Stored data
++++++++++
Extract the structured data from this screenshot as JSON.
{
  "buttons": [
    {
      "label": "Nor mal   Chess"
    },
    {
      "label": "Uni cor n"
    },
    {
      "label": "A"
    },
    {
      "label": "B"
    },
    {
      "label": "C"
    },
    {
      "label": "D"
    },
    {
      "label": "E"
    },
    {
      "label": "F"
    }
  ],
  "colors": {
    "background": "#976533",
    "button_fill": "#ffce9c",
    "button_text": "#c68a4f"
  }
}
++++++++++
Select every line of the material above holding the word "label" and copy it.

> **EXERCISE OUTPUT**
      "label": "Nor mal   Chess"
      "label": "Uni cor n"
      "label": "A"
      "label": "B"
      "label": "C"
      "label": "D"
      "label": "E"
      "label": "F"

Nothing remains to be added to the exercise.